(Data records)
+++

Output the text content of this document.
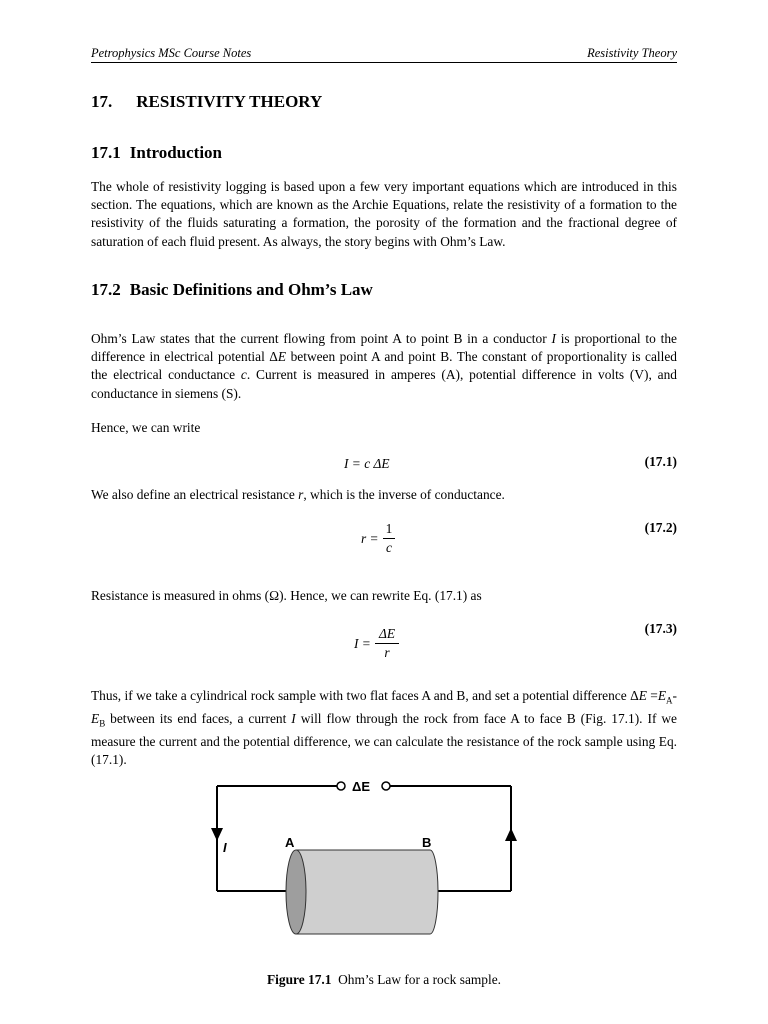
Petrophysics MSc Course Notes	Resistivity Theory
17. RESISTIVITY THEORY
17.1 Introduction
The whole of resistivity logging is based upon a few very important equations which are introduced in this section. The equations, which are known as the Archie Equations, relate the resistivity of a formation to the resistivity of the fluids saturating a formation, the porosity of the formation and the fractional degree of saturation of each fluid present. As always, the story begins with Ohm’s Law.
17.2 Basic Definitions and Ohm’s Law
Ohm’s Law states that the current flowing from point A to point B in a conductor I is proportional to the difference in electrical potential ΔE between point A and point B. The constant of proportionality is called the electrical conductance c. Current is measured in amperes (A), potential difference in volts (V), and conductance in siemens (S).
Hence, we can write
I = c ΔE	(17.1)
We also define an electrical resistance r, which is the inverse of conductance.
r =
1
c
(17.2)
Resistance is measured in ohms (Ω). Hence, we can rewrite Eq. (17.1) as
I =
ΔE
r
(17.3)
Thus, if we take a cylindrical rock sample with two flat faces A and B, and set a potential difference $\Delta E =E_A-E_B$ between its end faces, a current I will flow through the rock from face A to face B (Fig. 17.1). If we measure the current and the potential difference, we can calculate the resistance of the rock sample using Eq. (17.1).
ΔE
I	A	B
Figure 17.1  Ohm’s Law for a rock sample.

+++

Directions — From the data above, copy each line that has the string "sample".

Output of the exercise —
Thus, if we take a cylindrical rock sample with two flat faces A and B, and set a potential difference $\Delta E =E_A-E_B$ between its end faces, a current I will flow through the rock from face A to face B (Fig. 17.1). If we measure the current and the potential difference, we can calculate the resistance of the rock sample using Eq. (17.1).
Figure 17.1  Ohm’s Law for a rock sample.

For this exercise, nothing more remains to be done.